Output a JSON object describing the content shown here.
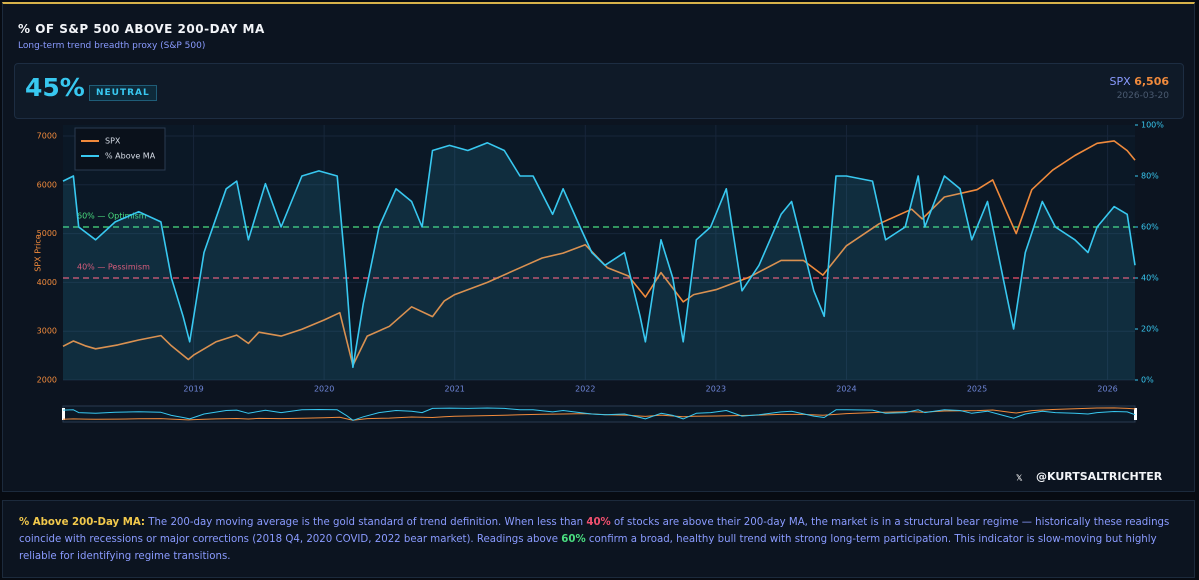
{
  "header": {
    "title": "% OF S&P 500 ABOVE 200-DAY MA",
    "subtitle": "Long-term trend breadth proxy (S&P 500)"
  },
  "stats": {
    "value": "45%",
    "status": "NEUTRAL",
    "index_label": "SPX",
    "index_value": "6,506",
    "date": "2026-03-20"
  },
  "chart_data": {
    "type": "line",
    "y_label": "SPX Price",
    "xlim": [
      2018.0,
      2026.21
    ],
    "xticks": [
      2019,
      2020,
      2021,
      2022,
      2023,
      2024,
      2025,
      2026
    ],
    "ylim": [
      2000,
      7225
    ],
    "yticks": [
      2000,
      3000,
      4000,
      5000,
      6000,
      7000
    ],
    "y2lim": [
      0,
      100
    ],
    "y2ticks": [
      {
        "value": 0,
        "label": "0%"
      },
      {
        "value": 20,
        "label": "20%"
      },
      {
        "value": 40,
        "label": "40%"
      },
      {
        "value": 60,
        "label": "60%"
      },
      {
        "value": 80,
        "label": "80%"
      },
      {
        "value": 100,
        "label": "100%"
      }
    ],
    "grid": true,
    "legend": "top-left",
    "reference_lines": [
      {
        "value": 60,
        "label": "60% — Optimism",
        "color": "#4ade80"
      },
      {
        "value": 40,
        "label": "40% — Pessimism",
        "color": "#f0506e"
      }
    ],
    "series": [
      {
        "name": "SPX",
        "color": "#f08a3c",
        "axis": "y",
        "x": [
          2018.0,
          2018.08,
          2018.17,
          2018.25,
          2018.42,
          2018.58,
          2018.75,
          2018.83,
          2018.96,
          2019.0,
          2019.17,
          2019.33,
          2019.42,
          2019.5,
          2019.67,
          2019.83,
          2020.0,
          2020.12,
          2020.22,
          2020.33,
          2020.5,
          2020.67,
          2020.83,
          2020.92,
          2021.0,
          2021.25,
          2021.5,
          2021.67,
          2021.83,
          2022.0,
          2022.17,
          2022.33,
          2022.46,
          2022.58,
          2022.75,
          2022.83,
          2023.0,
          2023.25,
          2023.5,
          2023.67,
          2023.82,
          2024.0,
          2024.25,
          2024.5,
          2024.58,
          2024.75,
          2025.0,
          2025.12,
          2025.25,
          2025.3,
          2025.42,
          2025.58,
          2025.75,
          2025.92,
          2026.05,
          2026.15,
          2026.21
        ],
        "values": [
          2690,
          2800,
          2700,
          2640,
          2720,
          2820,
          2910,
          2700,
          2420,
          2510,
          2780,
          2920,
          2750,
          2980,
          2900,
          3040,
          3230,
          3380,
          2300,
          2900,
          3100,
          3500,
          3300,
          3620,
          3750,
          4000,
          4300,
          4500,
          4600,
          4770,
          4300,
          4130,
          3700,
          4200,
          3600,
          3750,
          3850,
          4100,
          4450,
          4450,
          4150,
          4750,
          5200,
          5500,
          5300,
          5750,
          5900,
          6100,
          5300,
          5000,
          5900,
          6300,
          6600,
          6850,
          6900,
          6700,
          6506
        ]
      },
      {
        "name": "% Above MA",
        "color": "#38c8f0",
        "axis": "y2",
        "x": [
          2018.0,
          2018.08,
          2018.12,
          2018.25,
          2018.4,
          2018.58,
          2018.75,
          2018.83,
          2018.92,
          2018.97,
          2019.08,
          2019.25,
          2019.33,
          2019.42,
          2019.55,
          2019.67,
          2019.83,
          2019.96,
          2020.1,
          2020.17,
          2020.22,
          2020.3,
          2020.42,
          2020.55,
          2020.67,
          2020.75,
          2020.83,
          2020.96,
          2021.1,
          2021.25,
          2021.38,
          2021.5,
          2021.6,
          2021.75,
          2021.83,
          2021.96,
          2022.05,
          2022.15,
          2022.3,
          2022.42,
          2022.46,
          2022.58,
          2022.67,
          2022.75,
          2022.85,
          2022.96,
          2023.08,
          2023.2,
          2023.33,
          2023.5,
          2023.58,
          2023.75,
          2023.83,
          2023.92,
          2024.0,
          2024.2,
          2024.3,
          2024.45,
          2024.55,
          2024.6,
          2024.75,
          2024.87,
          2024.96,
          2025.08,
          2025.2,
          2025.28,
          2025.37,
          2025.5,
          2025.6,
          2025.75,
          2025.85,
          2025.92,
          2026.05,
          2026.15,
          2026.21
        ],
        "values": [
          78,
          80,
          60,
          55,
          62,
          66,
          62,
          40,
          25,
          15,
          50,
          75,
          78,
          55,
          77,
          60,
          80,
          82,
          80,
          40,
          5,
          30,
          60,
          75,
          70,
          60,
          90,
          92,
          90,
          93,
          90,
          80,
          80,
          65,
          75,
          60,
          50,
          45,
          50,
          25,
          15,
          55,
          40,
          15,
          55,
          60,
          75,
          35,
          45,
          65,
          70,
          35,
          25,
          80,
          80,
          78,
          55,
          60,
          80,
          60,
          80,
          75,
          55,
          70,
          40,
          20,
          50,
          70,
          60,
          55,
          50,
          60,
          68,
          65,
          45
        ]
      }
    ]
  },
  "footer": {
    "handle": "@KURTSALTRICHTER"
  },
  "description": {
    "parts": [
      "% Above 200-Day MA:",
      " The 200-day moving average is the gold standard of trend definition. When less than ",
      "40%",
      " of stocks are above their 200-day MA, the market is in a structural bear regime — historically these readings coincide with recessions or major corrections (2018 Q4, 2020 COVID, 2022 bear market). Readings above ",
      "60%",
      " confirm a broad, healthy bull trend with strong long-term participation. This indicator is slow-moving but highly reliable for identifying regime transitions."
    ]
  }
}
————————
● **Stated task**: Strip the images and reproduce the remaining records precisely.

● **Finished task**:
Output a JSON object describing the content shown here.
{
  "header": {
    "title": "% OF S&P 500 ABOVE 200-DAY MA",
    "subtitle": "Long-term trend breadth proxy (S&P 500)"
  },
  "stats": {
    "value": "45%",
    "status": "NEUTRAL",
    "index_label": "SPX",
    "index_value": "6,506",
    "date": "2026-03-20"
  },
  "chart_data": {
    "type": "line",
    "y_label": "SPX Price",
    "xlim": [
      2018.0,
      2026.21
    ],
    "xticks": [
      2019,
      2020,
      2021,
      2022,
      2023,
      2024,
      2025,
      2026
    ],
    "ylim": [
      2000,
      7225
    ],
    "yticks": [
      2000,
      3000,
      4000,
      5000,
      6000,
      7000
    ],
    "y2lim": [
      0,
      100
    ],
    "y2ticks": [
      {
        "value": 0,
        "label": "0%"
      },
      {
        "value": 20,
        "label": "20%"
      },
      {
        "value": 40,
        "label": "40%"
      },
      {
        "value": 60,
        "label": "60%"
      },
      {
        "value": 80,
        "label": "80%"
      },
      {
        "value": 100,
        "label": "100%"
      }
    ],
    "grid": true,
    "legend": "top-left",
    "reference_lines": [
      {
        "value": 60,
        "label": "60% — Optimism",
        "color": "#4ade80"
      },
      {
        "value": 40,
        "label": "40% — Pessimism",
        "color": "#f0506e"
      }
    ],
    "series": [
      {
        "name": "SPX",
        "color": "#f08a3c",
        "axis": "y",
        "x": [
          2018.0,
          2018.08,
          2018.17,
          2018.25,
          2018.42,
          2018.58,
          2018.75,
          2018.83,
          2018.96,
          2019.0,
          2019.17,
          2019.33,
          2019.42,
          2019.5,
          2019.67,
          2019.83,
          2020.0,
          2020.12,
          2020.22,
          2020.33,
          2020.5,
          2020.67,
          2020.83,
          2020.92,
          2021.0,
          2021.25,
          2021.5,
          2021.67,
          2021.83,
          2022.0,
          2022.17,
          2022.33,
          2022.46,
          2022.58,
          2022.75,
          2022.83,
          2023.0,
          2023.25,
          2023.5,
          2023.67,
          2023.82,
          2024.0,
          2024.25,
          2024.5,
          2024.58,
          2024.75,
          2025.0,
          2025.12,
          2025.25,
          2025.3,
          2025.42,
          2025.58,
          2025.75,
          2025.92,
          2026.05,
          2026.15,
          2026.21
        ],
        "values": [
          2690,
          2800,
          2700,
          2640,
          2720,
          2820,
          2910,
          2700,
          2420,
          2510,
          2780,
          2920,
          2750,
          2980,
          2900,
          3040,
          3230,
          3380,
          2300,
          2900,
          3100,
          3500,
          3300,
          3620,
          3750,
          4000,
          4300,
          4500,
          4600,
          4770,
          4300,
          4130,
          3700,
          4200,
          3600,
          3750,
          3850,
          4100,
          4450,
          4450,
          4150,
          4750,
          5200,
          5500,
          5300,
          5750,
          5900,
          6100,
          5300,
          5000,
          5900,
          6300,
          6600,
          6850,
          6900,
          6700,
          6506
        ]
      },
      {
        "name": "% Above MA",
        "color": "#38c8f0",
        "axis": "y2",
        "x": [
          2018.0,
          2018.08,
          2018.12,
          2018.25,
          2018.4,
          2018.58,
          2018.75,
          2018.83,
          2018.92,
          2018.97,
          2019.08,
          2019.25,
          2019.33,
          2019.42,
          2019.55,
          2019.67,
          2019.83,
          2019.96,
          2020.1,
          2020.17,
          2020.22,
          2020.3,
          2020.42,
          2020.55,
          2020.67,
          2020.75,
          2020.83,
          2020.96,
          2021.1,
          2021.25,
          2021.38,
          2021.5,
          2021.6,
          2021.75,
          2021.83,
          2021.96,
          2022.05,
          2022.15,
          2022.3,
          2022.42,
          2022.46,
          2022.58,
          2022.67,
          2022.75,
          2022.85,
          2022.96,
          2023.08,
          2023.2,
          2023.33,
          2023.5,
          2023.58,
          2023.75,
          2023.83,
          2023.92,
          2024.0,
          2024.2,
          2024.3,
          2024.45,
          2024.55,
          2024.6,
          2024.75,
          2024.87,
          2024.96,
          2025.08,
          2025.2,
          2025.28,
          2025.37,
          2025.5,
          2025.6,
          2025.75,
          2025.85,
          2025.92,
          2026.05,
          2026.15,
          2026.21
        ],
        "values": [
          78,
          80,
          60,
          55,
          62,
          66,
          62,
          40,
          25,
          15,
          50,
          75,
          78,
          55,
          77,
          60,
          80,
          82,
          80,
          40,
          5,
          30,
          60,
          75,
          70,
          60,
          90,
          92,
          90,
          93,
          90,
          80,
          80,
          65,
          75,
          60,
          50,
          45,
          50,
          25,
          15,
          55,
          40,
          15,
          55,
          60,
          75,
          35,
          45,
          65,
          70,
          35,
          25,
          80,
          80,
          78,
          55,
          60,
          80,
          60,
          80,
          75,
          55,
          70,
          40,
          20,
          50,
          70,
          60,
          55,
          50,
          60,
          68,
          65,
          45
        ]
      }
    ]
  },
  "footer": {
    "handle": "@KURTSALTRICHTER"
  },
  "description": {
    "parts": [
      "% Above 200-Day MA:",
      " The 200-day moving average is the gold standard of trend definition. When less than ",
      "40%",
      " of stocks are above their 200-day MA, the market is in a structural bear regime — historically these readings coincide with recessions or major corrections (2018 Q4, 2020 COVID, 2022 bear market). Readings above ",
      "60%",
      " confirm a broad, healthy bull trend with strong long-term participation. This indicator is slow-moving but highly reliable for identifying regime transitions."
    ]
  }
}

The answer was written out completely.